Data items

_ _ _ _ _

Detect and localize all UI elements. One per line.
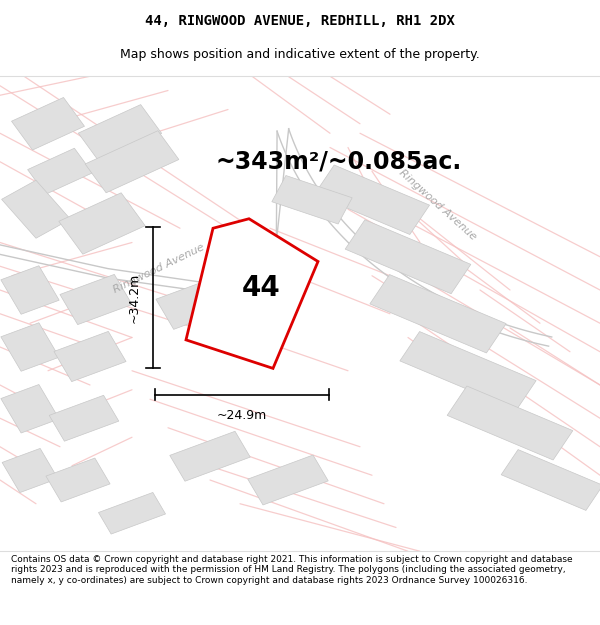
Polygon shape bbox=[1, 384, 59, 433]
Text: Map shows position and indicative extent of the property.: Map shows position and indicative extent… bbox=[120, 48, 480, 61]
Polygon shape bbox=[11, 98, 85, 150]
Polygon shape bbox=[370, 274, 506, 353]
Text: ~343m²/~0.085ac.: ~343m²/~0.085ac. bbox=[216, 150, 462, 174]
Polygon shape bbox=[2, 180, 70, 238]
Polygon shape bbox=[60, 274, 132, 324]
Polygon shape bbox=[59, 192, 145, 254]
Text: Contains OS data © Crown copyright and database right 2021. This information is : Contains OS data © Crown copyright and d… bbox=[11, 555, 572, 585]
Polygon shape bbox=[345, 220, 471, 294]
Polygon shape bbox=[186, 219, 318, 368]
Polygon shape bbox=[85, 131, 179, 192]
Text: ~24.9m: ~24.9m bbox=[217, 409, 267, 422]
Polygon shape bbox=[400, 331, 536, 410]
Polygon shape bbox=[272, 176, 352, 224]
Polygon shape bbox=[79, 104, 161, 162]
Polygon shape bbox=[447, 386, 573, 460]
Text: Ringwood Avenue: Ringwood Avenue bbox=[112, 242, 206, 295]
Polygon shape bbox=[49, 395, 119, 441]
Polygon shape bbox=[156, 279, 228, 329]
Polygon shape bbox=[98, 492, 166, 534]
Text: ~34.2m: ~34.2m bbox=[127, 272, 140, 323]
Polygon shape bbox=[46, 458, 110, 502]
Text: 44, RINGWOOD AVENUE, REDHILL, RH1 2DX: 44, RINGWOOD AVENUE, REDHILL, RH1 2DX bbox=[145, 14, 455, 28]
Polygon shape bbox=[28, 148, 92, 194]
Text: Ringwood Avenue: Ringwood Avenue bbox=[397, 168, 479, 242]
Polygon shape bbox=[314, 165, 430, 234]
Polygon shape bbox=[1, 266, 59, 314]
Polygon shape bbox=[54, 331, 126, 382]
Polygon shape bbox=[2, 448, 58, 493]
Polygon shape bbox=[1, 322, 59, 371]
Polygon shape bbox=[170, 431, 250, 481]
Polygon shape bbox=[248, 455, 328, 505]
Polygon shape bbox=[501, 449, 600, 511]
Text: 44: 44 bbox=[242, 274, 280, 302]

_ _ _ _ _

▸ **The request**: Gather every line from the data items above that contains the string "Text", and list them one per line.

▸ **Task answer**:
Text: Map shows position and indicative extent of the property.: Map shows position and indicative extent… bbox=[120, 48, 480, 61]
Text: ~343m²/~0.085ac.: ~343m²/~0.085ac. bbox=[216, 150, 462, 174]
Text: Contains OS data © Crown copyright and database right 2021. This information is : Contains OS data © Crown copyright and d… bbox=[11, 555, 572, 585]
Text: ~24.9m: ~24.9m bbox=[217, 409, 267, 422]
Text: Ringwood Avenue: Ringwood Avenue bbox=[112, 242, 206, 295]
Text: ~34.2m: ~34.2m bbox=[127, 272, 140, 323]
Text: 44, RINGWOOD AVENUE, REDHILL, RH1 2DX: 44, RINGWOOD AVENUE, REDHILL, RH1 2DX bbox=[145, 14, 455, 28]
Text: Ringwood Avenue: Ringwood Avenue bbox=[397, 168, 479, 242]
Text: 44: 44 bbox=[242, 274, 280, 302]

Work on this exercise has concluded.